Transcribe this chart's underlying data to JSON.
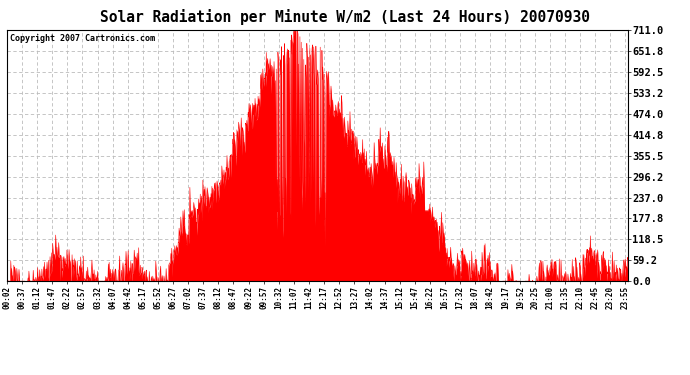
{
  "title": "Solar Radiation per Minute W/m2 (Last 24 Hours) 20070930",
  "copyright_text": "Copyright 2007 Cartronics.com",
  "fill_color": "#FF0000",
  "background_color": "#FFFFFF",
  "grid_color": "#BBBBBB",
  "title_fontsize": 11,
  "copyright_fontsize": 6.5,
  "ytick_labels": [
    "0.0",
    "59.2",
    "118.5",
    "177.8",
    "237.0",
    "296.2",
    "355.5",
    "414.8",
    "474.0",
    "533.2",
    "592.5",
    "651.8",
    "711.0"
  ],
  "ytick_values": [
    0.0,
    59.2,
    118.5,
    177.8,
    237.0,
    296.2,
    355.5,
    414.8,
    474.0,
    533.2,
    592.5,
    651.8,
    711.0
  ],
  "ymax": 711.0,
  "ymin": 0.0,
  "xtick_labels": [
    "00:02",
    "00:37",
    "01:12",
    "01:47",
    "02:22",
    "02:57",
    "03:32",
    "04:07",
    "04:42",
    "05:17",
    "05:52",
    "06:27",
    "07:02",
    "07:37",
    "08:12",
    "08:47",
    "09:22",
    "09:57",
    "10:32",
    "11:07",
    "11:42",
    "12:17",
    "12:52",
    "13:27",
    "14:02",
    "14:37",
    "15:12",
    "15:47",
    "16:22",
    "16:57",
    "17:32",
    "18:07",
    "18:42",
    "19:17",
    "19:52",
    "20:25",
    "21:00",
    "21:35",
    "22:10",
    "22:45",
    "23:20",
    "23:55"
  ],
  "num_minutes": 1440
}
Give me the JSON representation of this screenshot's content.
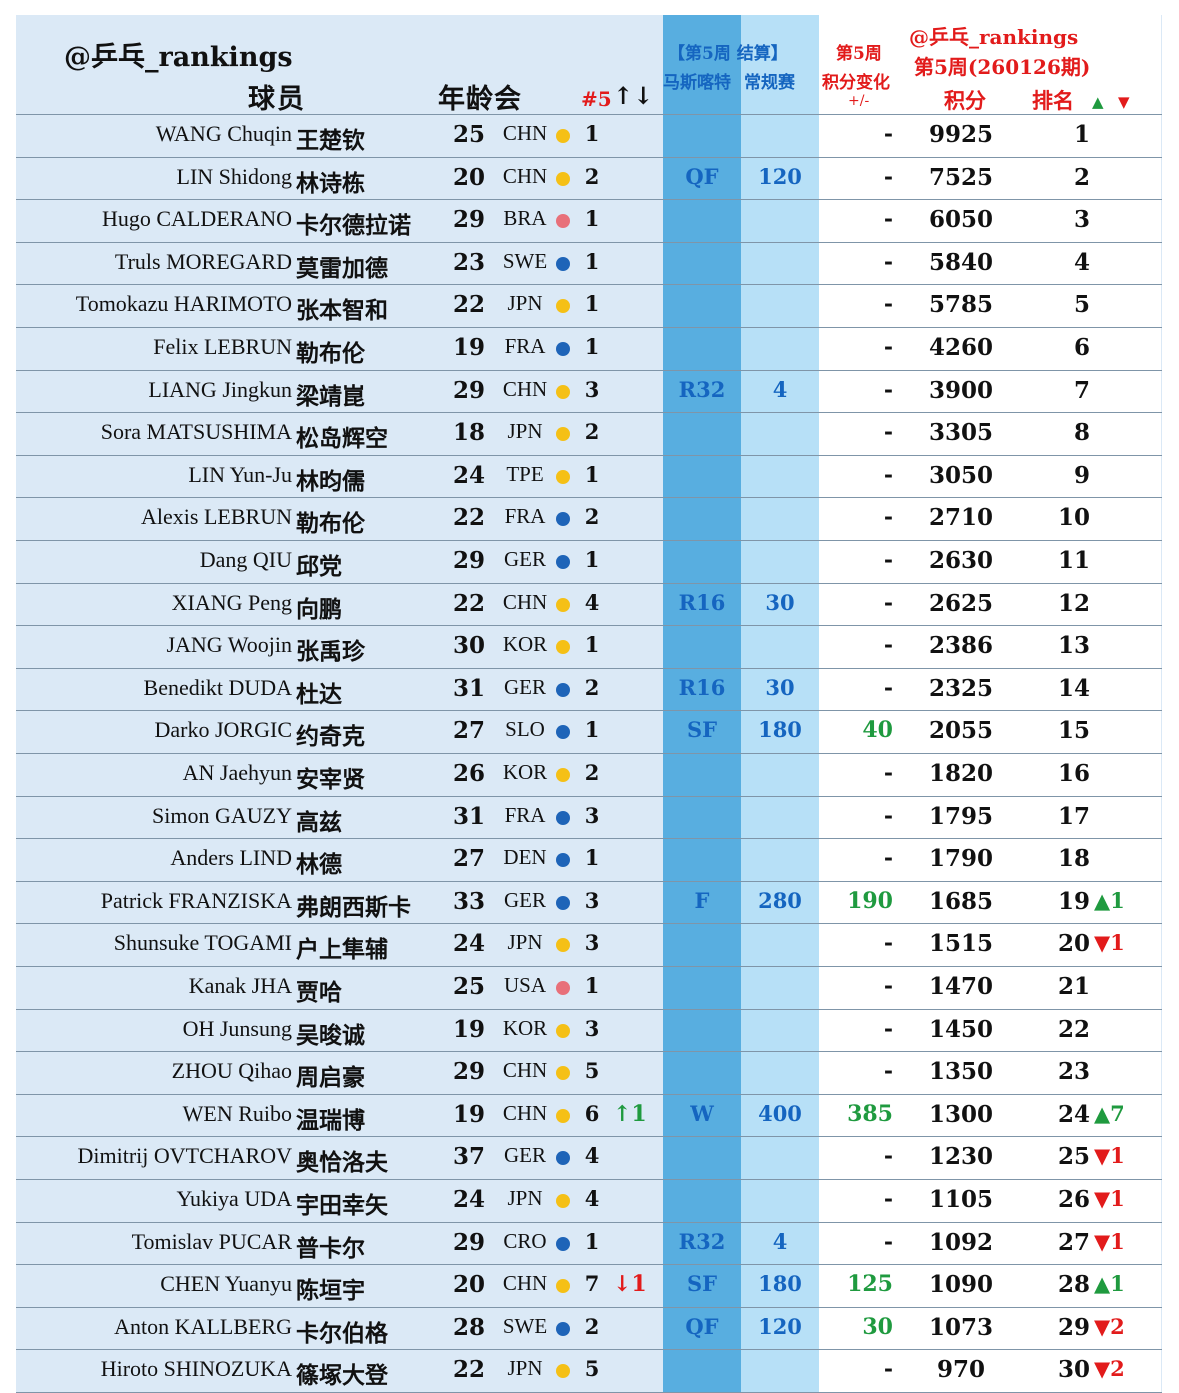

______________________________

*TASK DIRECTIONS*.
Reproduce all entries without any change, and omit the pictures.

*THE RESULT*.
Transcribe this chart's underlying data to JSON.
{
  "title": "Solar Radiation per Minute W/m2 (Last 24 Hours) 20070930",
  "copyright_text": "Copyright 2007 Cartronics.com",
  "fill_color": "#FF0000",
  "background_color": "#FFFFFF",
  "grid_color": "#BBBBBB",
  "title_fontsize": 11,
  "copyright_fontsize": 6.5,
  "ytick_labels": [
    "0.0",
    "59.2",
    "118.5",
    "177.8",
    "237.0",
    "296.2",
    "355.5",
    "414.8",
    "474.0",
    "533.2",
    "592.5",
    "651.8",
    "711.0"
  ],
  "ytick_values": [
    0.0,
    59.2,
    118.5,
    177.8,
    237.0,
    296.2,
    355.5,
    414.8,
    474.0,
    533.2,
    592.5,
    651.8,
    711.0
  ],
  "ymax": 711.0,
  "ymin": 0.0,
  "xtick_labels": [
    "00:02",
    "00:37",
    "01:12",
    "01:47",
    "02:22",
    "02:57",
    "03:32",
    "04:07",
    "04:42",
    "05:17",
    "05:52",
    "06:27",
    "07:02",
    "07:37",
    "08:12",
    "08:47",
    "09:22",
    "09:57",
    "10:32",
    "11:07",
    "11:42",
    "12:17",
    "12:52",
    "13:27",
    "14:02",
    "14:37",
    "15:12",
    "15:47",
    "16:22",
    "16:57",
    "17:32",
    "18:07",
    "18:42",
    "19:17",
    "19:52",
    "20:25",
    "21:00",
    "21:35",
    "22:10",
    "22:45",
    "23:20",
    "23:55"
  ],
  "num_minutes": 1440
}
Give me the JSON representation of this screenshot's content.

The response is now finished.